WORK INSTRUCTIONS -
Copy each entry as it stands, leaving nothing out.

TASK DATA -
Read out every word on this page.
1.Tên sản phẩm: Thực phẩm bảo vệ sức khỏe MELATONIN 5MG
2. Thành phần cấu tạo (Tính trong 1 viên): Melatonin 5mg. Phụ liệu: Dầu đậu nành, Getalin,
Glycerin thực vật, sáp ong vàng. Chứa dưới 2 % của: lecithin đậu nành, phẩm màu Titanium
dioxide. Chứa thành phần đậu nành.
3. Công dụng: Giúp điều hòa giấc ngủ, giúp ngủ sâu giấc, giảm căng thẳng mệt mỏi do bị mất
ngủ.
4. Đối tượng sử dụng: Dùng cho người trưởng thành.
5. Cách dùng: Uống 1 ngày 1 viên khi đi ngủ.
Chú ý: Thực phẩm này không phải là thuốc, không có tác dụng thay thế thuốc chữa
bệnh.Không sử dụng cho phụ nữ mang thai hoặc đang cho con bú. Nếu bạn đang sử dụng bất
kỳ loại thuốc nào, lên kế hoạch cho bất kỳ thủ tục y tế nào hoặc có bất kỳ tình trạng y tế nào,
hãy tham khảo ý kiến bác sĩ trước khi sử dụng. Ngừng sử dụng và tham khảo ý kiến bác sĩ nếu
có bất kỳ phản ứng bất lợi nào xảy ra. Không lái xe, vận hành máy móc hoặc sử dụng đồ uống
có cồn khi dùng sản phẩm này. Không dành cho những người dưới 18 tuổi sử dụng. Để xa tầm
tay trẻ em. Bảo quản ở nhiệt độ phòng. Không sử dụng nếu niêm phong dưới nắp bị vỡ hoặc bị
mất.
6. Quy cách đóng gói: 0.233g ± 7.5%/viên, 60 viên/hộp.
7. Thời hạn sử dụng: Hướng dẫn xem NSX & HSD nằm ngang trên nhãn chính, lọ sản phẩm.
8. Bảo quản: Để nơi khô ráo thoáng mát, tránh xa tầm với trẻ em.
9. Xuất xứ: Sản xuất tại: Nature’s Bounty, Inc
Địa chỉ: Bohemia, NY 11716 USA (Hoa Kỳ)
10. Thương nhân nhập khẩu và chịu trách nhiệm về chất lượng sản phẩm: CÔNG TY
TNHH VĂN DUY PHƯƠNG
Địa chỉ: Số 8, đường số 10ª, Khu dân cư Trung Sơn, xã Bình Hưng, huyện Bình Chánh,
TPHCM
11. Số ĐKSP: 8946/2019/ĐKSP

ANSWER BELOW -
Read out every word on this page.
1.Tên sản phẩm: Thực phẩm bảo vệ sức khỏe MELATONIN 5MG
2. Thành phần cấu tạo (Tính trong 1 viên): Melatonin 5mg. Phụ liệu: Dầu đậu nành, Getalin,
Glycerin thực vật, sáp ong vàng. Chứa dưới 2 % của: lecithin đậu nành, phẩm màu Titanium
dioxide. Chứa thành phần đậu nành.
3. Công dụng: Giúp điều hòa giấc ngủ, giúp ngủ sâu giấc, giảm căng thẳng mệt mỏi do bị mất
ngủ.
4. Đối tượng sử dụng: Dùng cho người trưởng thành.
5. Cách dùng: Uống 1 ngày 1 viên khi đi ngủ.
Chú ý: Thực phẩm này không phải là thuốc, không có tác dụng thay thế thuốc chữa
bệnh.Không sử dụng cho phụ nữ mang thai hoặc đang cho con bú. Nếu bạn đang sử dụng bất
kỳ loại thuốc nào, lên kế hoạch cho bất kỳ thủ tục y tế nào hoặc có bất kỳ tình trạng y tế nào,
hãy tham khảo ý kiến bác sĩ trước khi sử dụng. Ngừng sử dụng và tham khảo ý kiến bác sĩ nếu
có bất kỳ phản ứng bất lợi nào xảy ra. Không lái xe, vận hành máy móc hoặc sử dụng đồ uống
có cồn khi dùng sản phẩm này. Không dành cho những người dưới 18 tuổi sử dụng. Để xa tầm
tay trẻ em. Bảo quản ở nhiệt độ phòng. Không sử dụng nếu niêm phong dưới nắp bị vỡ hoặc bị
mất.
6. Quy cách đóng gói: 0.233g ± 7.5%/viên, 60 viên/hộp.
7. Thời hạn sử dụng: Hướng dẫn xem NSX & HSD nằm ngang trên nhãn chính, lọ sản phẩm.
8. Bảo quản: Để nơi khô ráo thoáng mát, tránh xa tầm với trẻ em.
9. Xuất xứ: Sản xuất tại: Nature’s Bounty, Inc
Địa chỉ: Bohemia, NY 11716 USA (Hoa Kỳ)
10. Thương nhân nhập khẩu và chịu trách nhiệm về chất lượng sản phẩm: CÔNG TY
TNHH VĂN DUY PHƯƠNG
Địa chỉ: Số 8, đường số 10ª, Khu dân cư Trung Sơn, xã Bình Hưng, huyện Bình Chánh,
TPHCM
11. Số ĐKSP: 8946/2019/ĐKSP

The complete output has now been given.